→ Required task
Gather each line of the entries below that includes "into".

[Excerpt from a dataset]
• • • •

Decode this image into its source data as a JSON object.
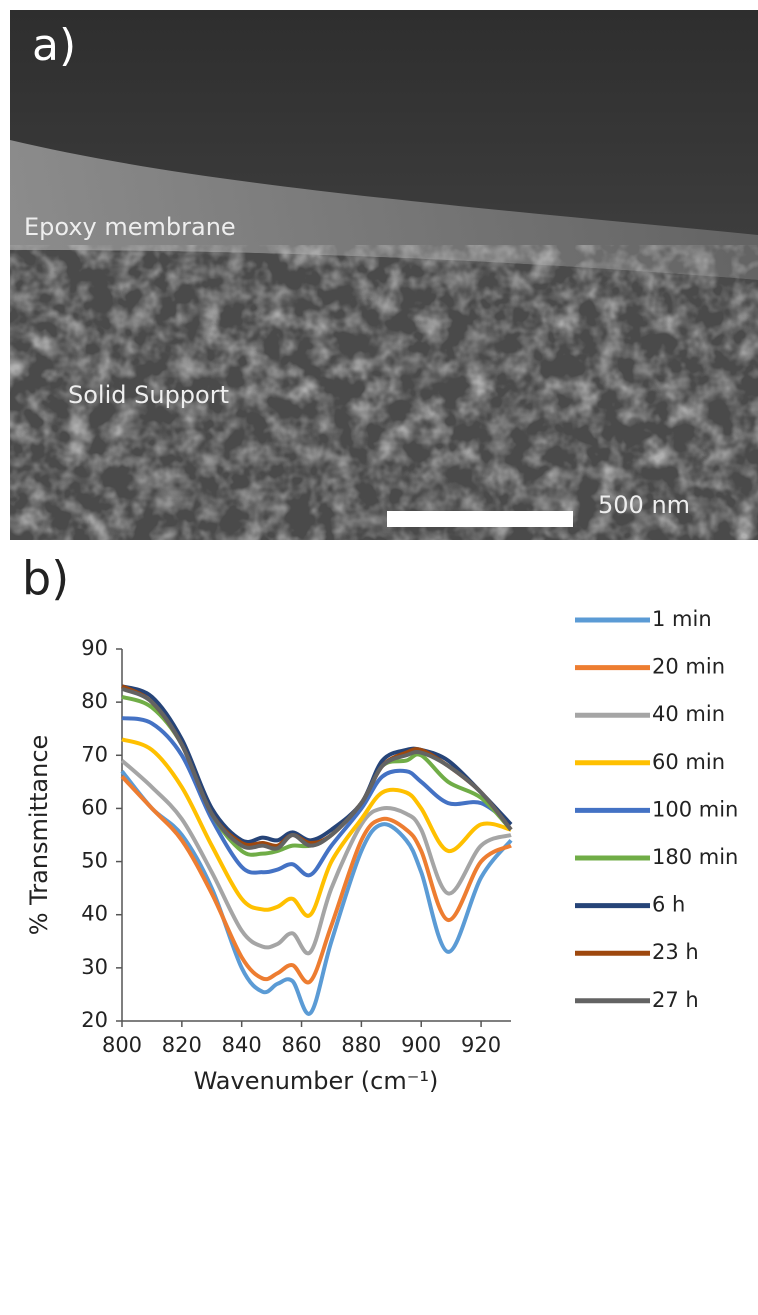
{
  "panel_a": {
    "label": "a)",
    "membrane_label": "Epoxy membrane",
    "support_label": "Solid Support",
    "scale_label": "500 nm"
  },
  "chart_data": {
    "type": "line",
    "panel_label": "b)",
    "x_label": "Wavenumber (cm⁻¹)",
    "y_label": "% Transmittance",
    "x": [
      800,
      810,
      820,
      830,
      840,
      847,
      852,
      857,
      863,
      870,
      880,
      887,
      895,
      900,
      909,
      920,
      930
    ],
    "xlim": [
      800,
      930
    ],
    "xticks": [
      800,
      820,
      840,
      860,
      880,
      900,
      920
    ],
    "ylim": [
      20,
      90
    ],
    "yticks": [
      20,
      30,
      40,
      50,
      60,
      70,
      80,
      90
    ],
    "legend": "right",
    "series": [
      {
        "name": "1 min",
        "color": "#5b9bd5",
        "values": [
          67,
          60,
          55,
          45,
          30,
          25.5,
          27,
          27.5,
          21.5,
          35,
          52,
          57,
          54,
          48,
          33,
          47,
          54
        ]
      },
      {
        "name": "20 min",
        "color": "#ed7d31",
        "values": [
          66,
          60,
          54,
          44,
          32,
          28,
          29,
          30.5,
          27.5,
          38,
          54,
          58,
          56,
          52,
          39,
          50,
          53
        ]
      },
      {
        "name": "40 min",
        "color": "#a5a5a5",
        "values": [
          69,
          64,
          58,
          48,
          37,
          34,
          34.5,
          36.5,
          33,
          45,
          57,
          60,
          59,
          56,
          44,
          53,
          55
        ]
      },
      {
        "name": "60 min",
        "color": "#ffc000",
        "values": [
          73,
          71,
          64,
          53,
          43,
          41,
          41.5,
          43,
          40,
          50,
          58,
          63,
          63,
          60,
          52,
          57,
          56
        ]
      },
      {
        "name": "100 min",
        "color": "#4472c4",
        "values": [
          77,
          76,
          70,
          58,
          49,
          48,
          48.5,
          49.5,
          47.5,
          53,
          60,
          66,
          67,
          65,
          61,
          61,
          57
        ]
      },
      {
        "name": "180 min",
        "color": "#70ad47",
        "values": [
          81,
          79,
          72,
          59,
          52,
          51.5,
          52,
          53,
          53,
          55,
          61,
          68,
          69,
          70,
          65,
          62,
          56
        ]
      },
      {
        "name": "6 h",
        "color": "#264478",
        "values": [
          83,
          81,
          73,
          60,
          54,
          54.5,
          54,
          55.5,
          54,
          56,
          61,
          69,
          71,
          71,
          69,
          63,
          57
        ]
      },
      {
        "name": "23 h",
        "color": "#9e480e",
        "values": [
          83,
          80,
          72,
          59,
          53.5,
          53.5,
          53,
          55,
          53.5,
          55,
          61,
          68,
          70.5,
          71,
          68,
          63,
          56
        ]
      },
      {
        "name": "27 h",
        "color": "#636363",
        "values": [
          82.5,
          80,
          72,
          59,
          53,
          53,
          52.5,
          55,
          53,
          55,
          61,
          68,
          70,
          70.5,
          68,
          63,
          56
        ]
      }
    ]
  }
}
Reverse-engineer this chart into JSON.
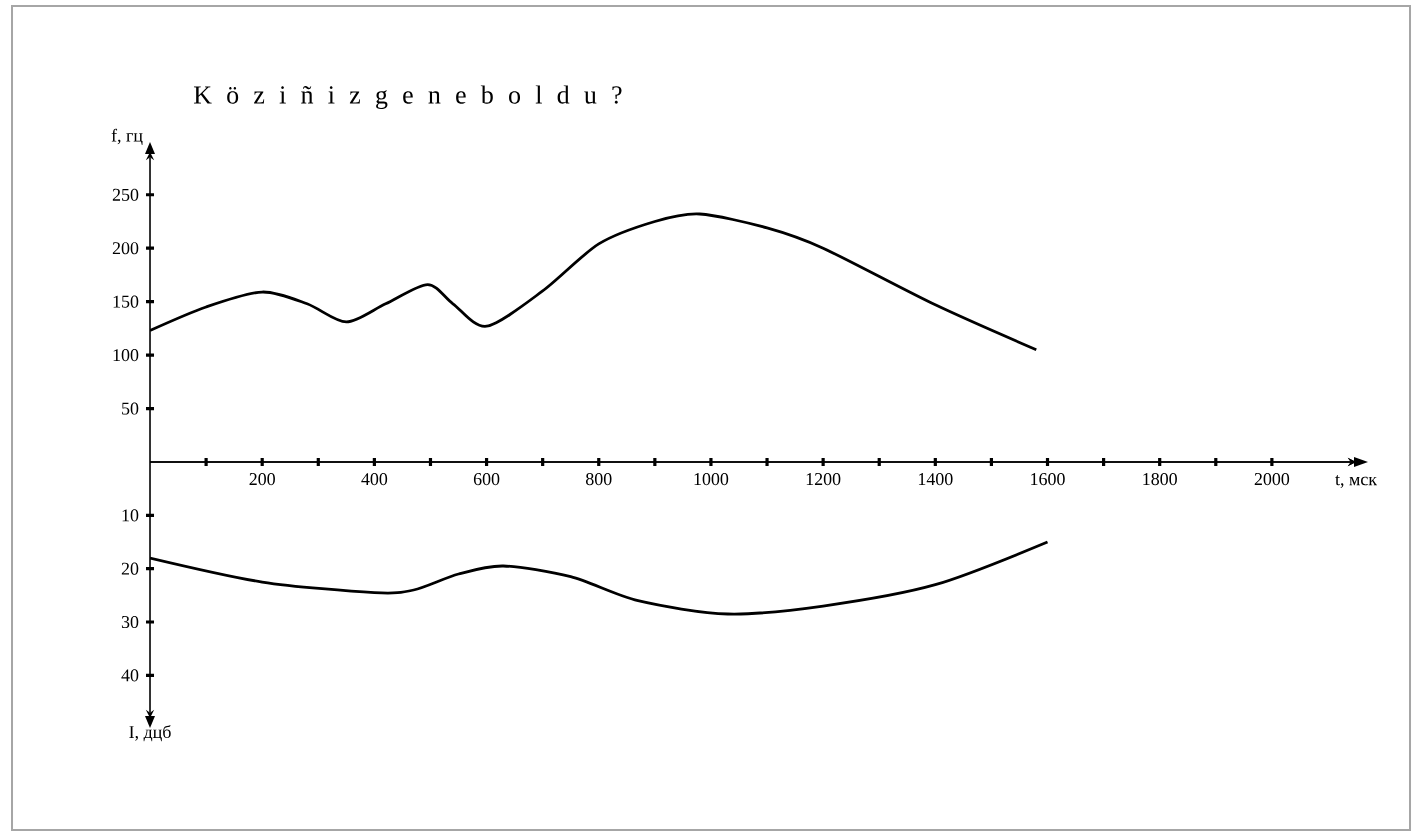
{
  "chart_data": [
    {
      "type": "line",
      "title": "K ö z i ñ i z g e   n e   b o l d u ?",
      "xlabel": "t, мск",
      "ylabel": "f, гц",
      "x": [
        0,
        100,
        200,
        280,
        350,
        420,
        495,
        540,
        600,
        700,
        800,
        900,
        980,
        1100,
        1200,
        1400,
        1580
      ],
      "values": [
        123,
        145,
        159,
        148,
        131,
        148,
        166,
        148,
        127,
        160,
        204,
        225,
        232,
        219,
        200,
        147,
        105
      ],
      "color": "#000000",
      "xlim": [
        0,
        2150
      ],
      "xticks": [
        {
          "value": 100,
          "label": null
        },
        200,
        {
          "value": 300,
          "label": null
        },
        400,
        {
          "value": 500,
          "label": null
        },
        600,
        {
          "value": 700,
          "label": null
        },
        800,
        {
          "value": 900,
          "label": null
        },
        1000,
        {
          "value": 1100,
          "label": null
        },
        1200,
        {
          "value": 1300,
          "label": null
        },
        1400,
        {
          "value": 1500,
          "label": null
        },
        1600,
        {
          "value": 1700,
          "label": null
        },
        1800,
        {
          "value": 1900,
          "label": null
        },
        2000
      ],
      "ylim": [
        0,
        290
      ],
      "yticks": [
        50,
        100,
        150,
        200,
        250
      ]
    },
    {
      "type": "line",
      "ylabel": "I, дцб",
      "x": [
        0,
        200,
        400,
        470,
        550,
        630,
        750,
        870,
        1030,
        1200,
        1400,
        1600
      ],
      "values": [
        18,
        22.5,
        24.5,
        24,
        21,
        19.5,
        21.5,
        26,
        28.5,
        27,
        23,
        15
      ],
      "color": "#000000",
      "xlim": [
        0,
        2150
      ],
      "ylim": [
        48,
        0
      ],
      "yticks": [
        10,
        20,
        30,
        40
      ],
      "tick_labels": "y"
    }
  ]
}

• • • •

→ Exercise solution
Decode this image into its source data as a JSON object.
Reverse-engineer this chart into JSON.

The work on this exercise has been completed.